- PROBLEM REQUIREMENTS: Copy each line of the entries beneath that contains the word "الحديث".

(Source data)
================================
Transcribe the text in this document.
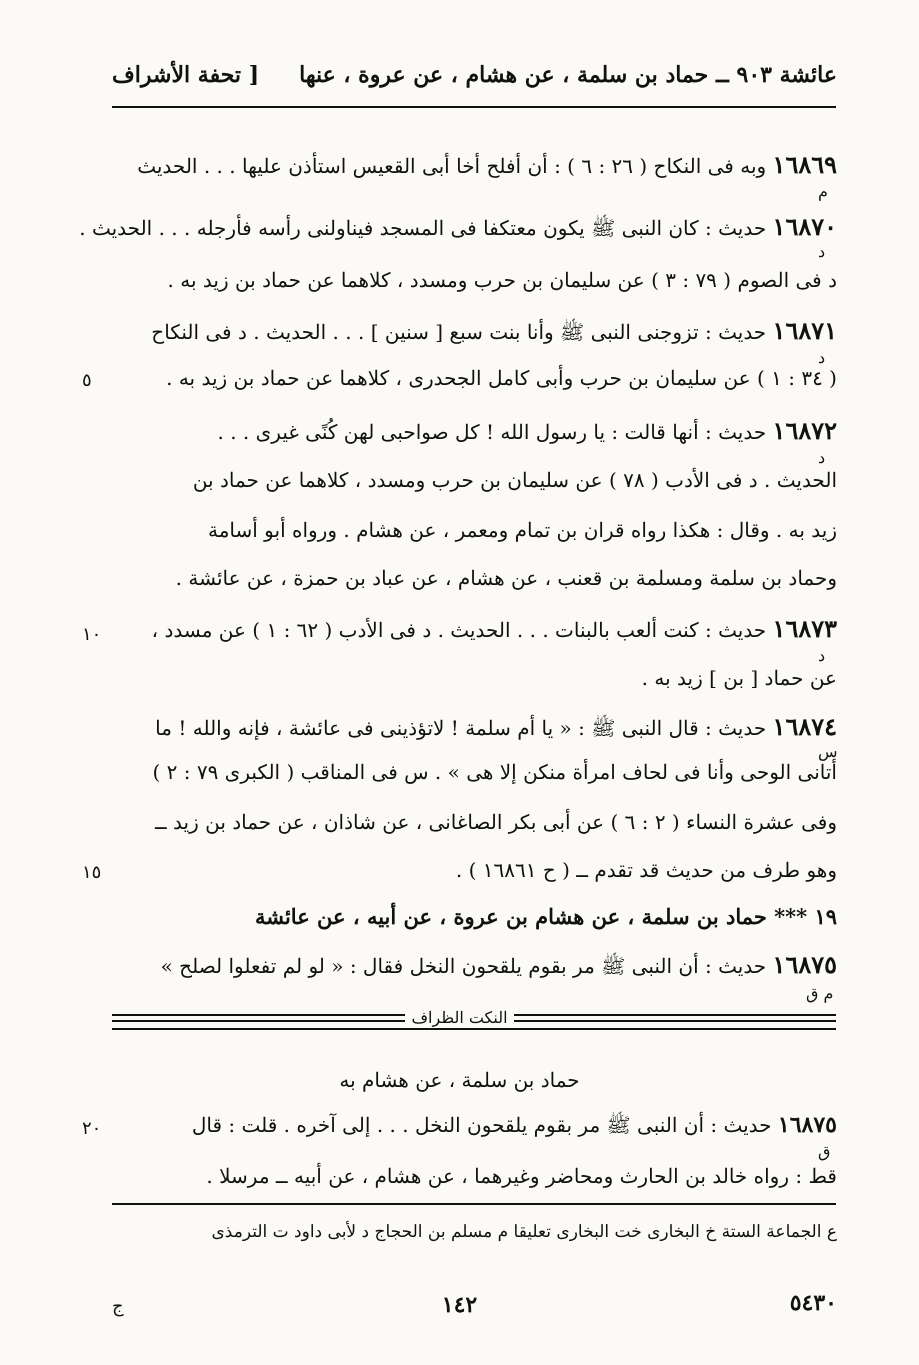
عائشة ٩٠٣ ــ حماد بن سلمة ، عن هشام ، عن عروة ، عنها
[ تحفة الأشراف
١٦٨٦٩ وبه فى النكاح ( ٢٦ : ٦ ) : أن أفلح أخا أبى القعيس استأذن عليها . . . الحديث
م
١٦٨٧٠ حديث : كان النبى ﷺ يكون معتكفا فى المسجد فيناولنى رأسه فأرجله . . . الحديث .
د
د فى الصوم ( ٧٩ : ٣ ) عن سليمان بن حرب ومسدد ، كلاهما عن حماد بن زيد به .
١٦٨٧١ حديث : تزوجنى النبى ﷺ وأنا بنت سبع [ سنين ] . . . الحديث . د فى النكاح
د
( ٣٤ : ١ ) عن سليمان بن حرب وأبى كامل الجحدرى ، كلاهما عن حماد بن زيد به .
٥
١٦٨٧٢ حديث : أنها قالت : يا رسول الله ! كل صواحبى لهن كُنًى غيرى . . .
د
الحديث . د فى الأدب ( ٧٨ ) عن سليمان بن حرب ومسدد ، كلاهما عن حماد بن
زيد به . وقال : هكذا رواه قران بن تمام ومعمر ، عن هشام . ورواه أبو أسامة
وحماد بن سلمة ومسلمة بن قعنب ، عن هشام ، عن عباد بن حمزة ، عن عائشة .
١٦٨٧٣ حديث : كنت ألعب بالبنات . . . الحديث . د فى الأدب ( ٦٢ : ١ ) عن مسدد ،
د
١٠
عن حماد [ بن ] زيد به .
١٦٨٧٤ حديث : قال النبى ﷺ : « يا أم سلمة ! لاتؤذينى فى عائشة ، فإنه والله ! ما
س
أتانى الوحى وأنا فى لحاف امرأة منكن إلا هى » . س فى المناقب ( الكبرى ٧٩ : ٢ )
وفى عشرة النساء ( ٢ : ٦ ) عن أبى بكر الصاغانى ، عن شاذان ، عن حماد بن زيد ــ
وهو طرف من حديث قد تقدم ــ ( ح ١٦٨٦١ ) .
١٥
١٩ *** حماد بن سلمة ، عن هشام بن عروة ، عن أبيه ، عن عائشة
١٦٨٧٥ حديث : أن النبى ﷺ مر بقوم يلقحون النخل فقال : « لو لم تفعلوا لصلح »
م ق
النكت الظراف
حماد بن سلمة ، عن هشام به
١٦٨٧٥ حديث : أن النبى ﷺ مر بقوم يلقحون النخل . . . إلى آخره . قلت : قال
٢٠
ق
قط : رواه خالد بن الحارث ومحاضر وغيرهما ، عن هشام ، عن أبيه ــ مرسلا .
ع الجماعة الستة خ البخارى خت البخارى تعليقا م مسلم بن الحجاج د لأبى داود ت الترمذى
٥٤٣٠
١٤٢
ج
================================
- COMPLETED TASK:
١٦٨٦٩ وبه فى النكاح ( ٢٦ : ٦ ) : أن أفلح أخا أبى القعيس استأذن عليها . . . الحديث
١٦٨٧٠ حديث : كان النبى ﷺ يكون معتكفا فى المسجد فيناولنى رأسه فأرجله . . . الحديث .
١٦٨٧١ حديث : تزوجنى النبى ﷺ وأنا بنت سبع [ سنين ] . . . الحديث . د فى النكاح
الحديث . د فى الأدب ( ٧٨ ) عن سليمان بن حرب ومسدد ، كلاهما عن حماد بن
١٦٨٧٣ حديث : كنت ألعب بالبنات . . . الحديث . د فى الأدب ( ٦٢ : ١ ) عن مسدد ،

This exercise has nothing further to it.